Records supplied —
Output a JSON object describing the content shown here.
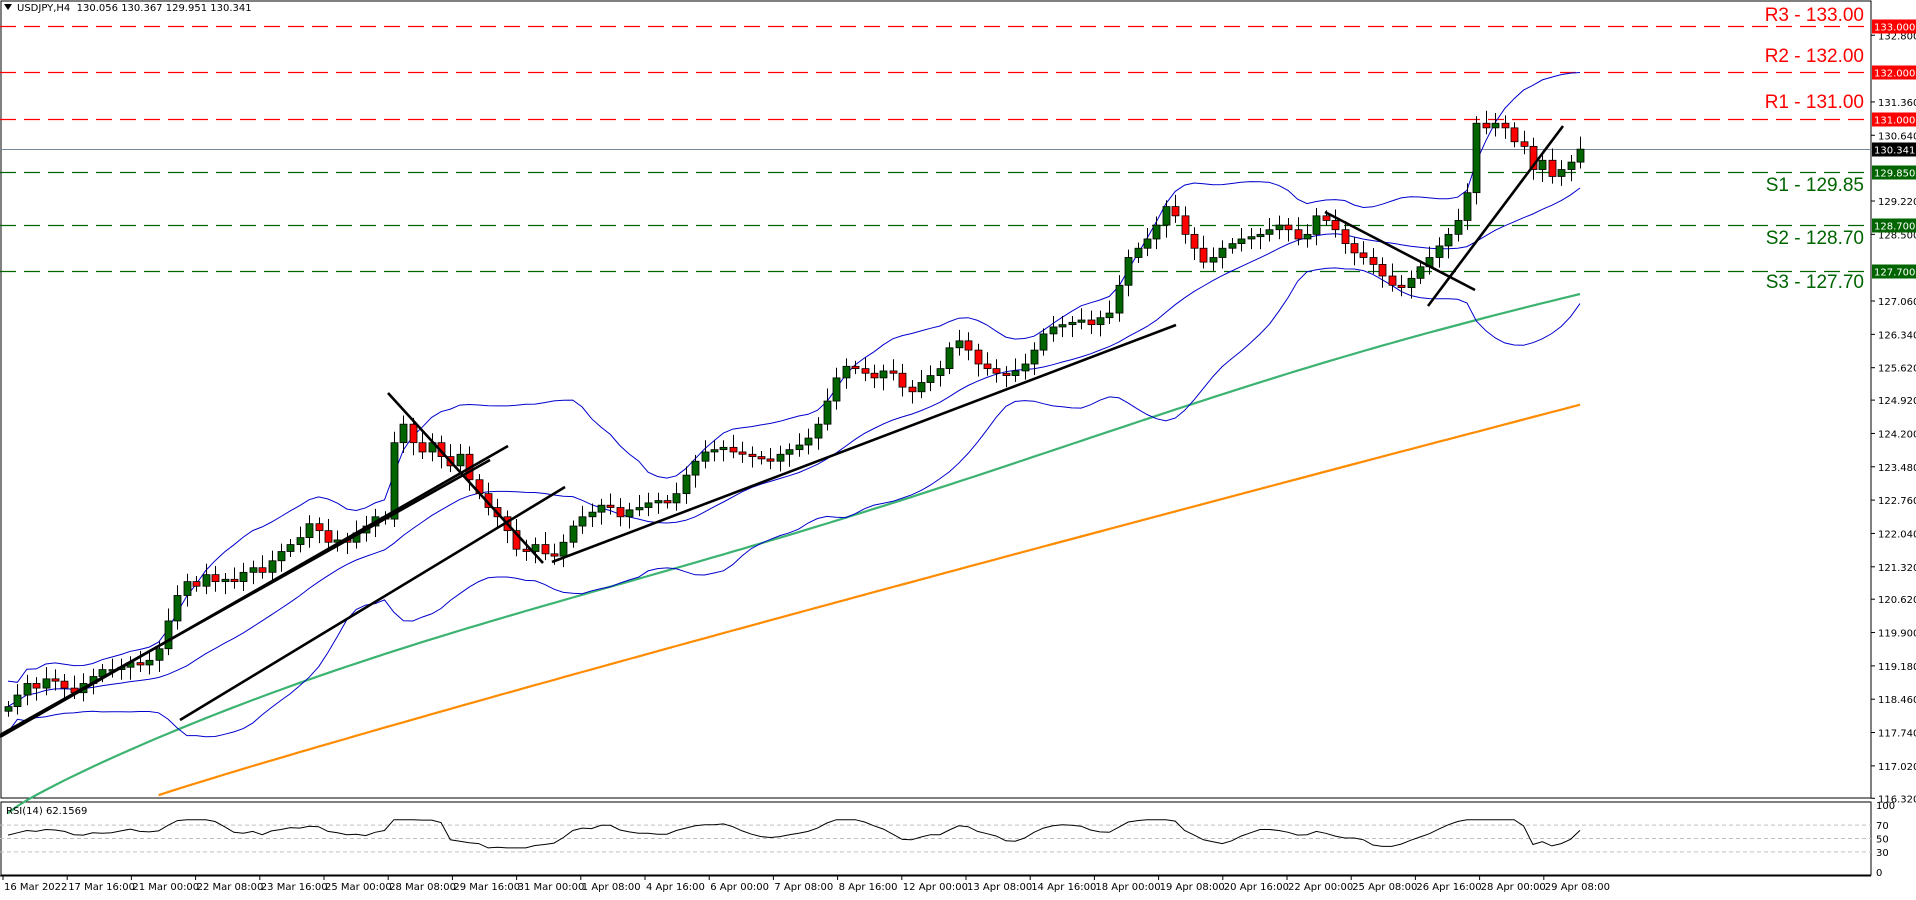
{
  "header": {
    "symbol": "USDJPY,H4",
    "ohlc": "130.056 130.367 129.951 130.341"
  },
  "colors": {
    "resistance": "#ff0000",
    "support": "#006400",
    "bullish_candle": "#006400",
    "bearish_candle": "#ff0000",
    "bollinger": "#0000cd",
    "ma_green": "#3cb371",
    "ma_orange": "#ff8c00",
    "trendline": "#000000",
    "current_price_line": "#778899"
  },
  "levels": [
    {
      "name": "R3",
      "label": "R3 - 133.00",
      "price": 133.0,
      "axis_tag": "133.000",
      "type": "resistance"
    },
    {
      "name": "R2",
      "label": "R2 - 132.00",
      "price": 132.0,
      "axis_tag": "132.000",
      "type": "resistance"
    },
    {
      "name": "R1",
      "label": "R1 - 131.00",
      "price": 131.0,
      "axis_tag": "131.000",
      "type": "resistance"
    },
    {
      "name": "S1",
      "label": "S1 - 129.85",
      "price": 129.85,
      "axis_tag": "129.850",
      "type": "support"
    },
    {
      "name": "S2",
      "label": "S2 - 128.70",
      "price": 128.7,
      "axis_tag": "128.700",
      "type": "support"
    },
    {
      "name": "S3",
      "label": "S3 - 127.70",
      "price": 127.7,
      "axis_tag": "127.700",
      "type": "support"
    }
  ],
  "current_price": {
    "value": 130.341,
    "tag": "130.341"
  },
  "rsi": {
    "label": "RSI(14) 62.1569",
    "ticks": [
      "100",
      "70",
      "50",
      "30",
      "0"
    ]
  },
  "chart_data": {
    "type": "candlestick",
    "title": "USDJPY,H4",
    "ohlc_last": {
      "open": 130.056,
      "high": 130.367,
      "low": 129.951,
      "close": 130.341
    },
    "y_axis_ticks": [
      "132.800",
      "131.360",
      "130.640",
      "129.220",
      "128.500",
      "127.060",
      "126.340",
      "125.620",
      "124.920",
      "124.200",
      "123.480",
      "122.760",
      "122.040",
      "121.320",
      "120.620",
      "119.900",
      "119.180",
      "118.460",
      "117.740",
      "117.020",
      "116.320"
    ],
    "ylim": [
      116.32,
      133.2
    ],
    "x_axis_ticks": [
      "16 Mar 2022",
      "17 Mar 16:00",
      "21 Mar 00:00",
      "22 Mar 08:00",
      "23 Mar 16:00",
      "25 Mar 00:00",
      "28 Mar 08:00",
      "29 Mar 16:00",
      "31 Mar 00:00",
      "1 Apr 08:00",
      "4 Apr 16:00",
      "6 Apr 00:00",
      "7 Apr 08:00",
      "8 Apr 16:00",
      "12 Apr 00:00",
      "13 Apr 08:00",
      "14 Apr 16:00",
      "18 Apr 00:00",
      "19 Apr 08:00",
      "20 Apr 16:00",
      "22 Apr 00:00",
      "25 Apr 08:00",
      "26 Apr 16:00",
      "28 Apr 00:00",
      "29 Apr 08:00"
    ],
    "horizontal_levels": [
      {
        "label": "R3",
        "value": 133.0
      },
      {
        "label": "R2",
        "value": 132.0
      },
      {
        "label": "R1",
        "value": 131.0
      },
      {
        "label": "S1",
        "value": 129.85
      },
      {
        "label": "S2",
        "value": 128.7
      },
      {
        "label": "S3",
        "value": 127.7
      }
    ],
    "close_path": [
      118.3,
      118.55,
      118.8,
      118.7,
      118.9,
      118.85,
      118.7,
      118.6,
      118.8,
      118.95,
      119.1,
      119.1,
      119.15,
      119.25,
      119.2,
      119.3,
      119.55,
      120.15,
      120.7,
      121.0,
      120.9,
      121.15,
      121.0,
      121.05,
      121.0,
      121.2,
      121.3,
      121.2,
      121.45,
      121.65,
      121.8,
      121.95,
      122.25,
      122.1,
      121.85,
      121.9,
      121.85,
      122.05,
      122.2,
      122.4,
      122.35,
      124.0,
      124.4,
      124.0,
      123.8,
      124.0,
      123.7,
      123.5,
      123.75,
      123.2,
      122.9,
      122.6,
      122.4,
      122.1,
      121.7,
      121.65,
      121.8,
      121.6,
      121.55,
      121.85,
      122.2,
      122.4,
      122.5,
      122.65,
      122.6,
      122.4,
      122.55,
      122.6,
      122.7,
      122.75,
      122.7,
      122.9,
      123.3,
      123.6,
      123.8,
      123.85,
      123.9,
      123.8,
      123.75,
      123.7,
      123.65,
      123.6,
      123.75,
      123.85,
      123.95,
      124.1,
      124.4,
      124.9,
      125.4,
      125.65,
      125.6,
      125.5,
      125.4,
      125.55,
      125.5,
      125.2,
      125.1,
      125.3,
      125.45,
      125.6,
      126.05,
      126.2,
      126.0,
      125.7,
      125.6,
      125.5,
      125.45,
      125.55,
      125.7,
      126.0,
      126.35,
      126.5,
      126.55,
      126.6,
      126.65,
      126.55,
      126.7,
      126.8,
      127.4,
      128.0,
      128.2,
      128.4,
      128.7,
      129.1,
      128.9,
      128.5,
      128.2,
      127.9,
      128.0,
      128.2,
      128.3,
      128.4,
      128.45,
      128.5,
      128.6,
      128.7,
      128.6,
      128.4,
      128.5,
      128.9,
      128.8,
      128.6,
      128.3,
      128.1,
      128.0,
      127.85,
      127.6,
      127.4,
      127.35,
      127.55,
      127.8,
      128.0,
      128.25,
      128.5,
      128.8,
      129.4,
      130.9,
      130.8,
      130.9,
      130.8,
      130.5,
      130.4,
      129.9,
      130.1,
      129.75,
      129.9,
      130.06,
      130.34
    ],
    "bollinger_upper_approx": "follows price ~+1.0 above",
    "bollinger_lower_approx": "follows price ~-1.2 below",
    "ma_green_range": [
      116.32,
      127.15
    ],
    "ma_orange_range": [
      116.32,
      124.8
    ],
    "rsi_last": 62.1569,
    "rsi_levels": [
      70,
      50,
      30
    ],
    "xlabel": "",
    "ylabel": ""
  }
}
--
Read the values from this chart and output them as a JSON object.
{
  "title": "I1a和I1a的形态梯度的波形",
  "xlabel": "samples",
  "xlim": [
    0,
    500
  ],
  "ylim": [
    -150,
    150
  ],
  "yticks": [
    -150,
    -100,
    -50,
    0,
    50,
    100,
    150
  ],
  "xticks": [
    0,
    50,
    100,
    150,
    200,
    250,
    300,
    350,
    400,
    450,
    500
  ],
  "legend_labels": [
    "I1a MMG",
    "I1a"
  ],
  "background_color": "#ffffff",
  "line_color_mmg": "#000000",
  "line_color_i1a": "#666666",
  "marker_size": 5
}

What you are asked to do —
Gather every line from the entries above where the word "name" appears, and copy them.

In response —
      "name": "R3",
      "name": "R2",
      "name": "R1",
      "name": "S1",
      "name": "S2",
      "name": "S3",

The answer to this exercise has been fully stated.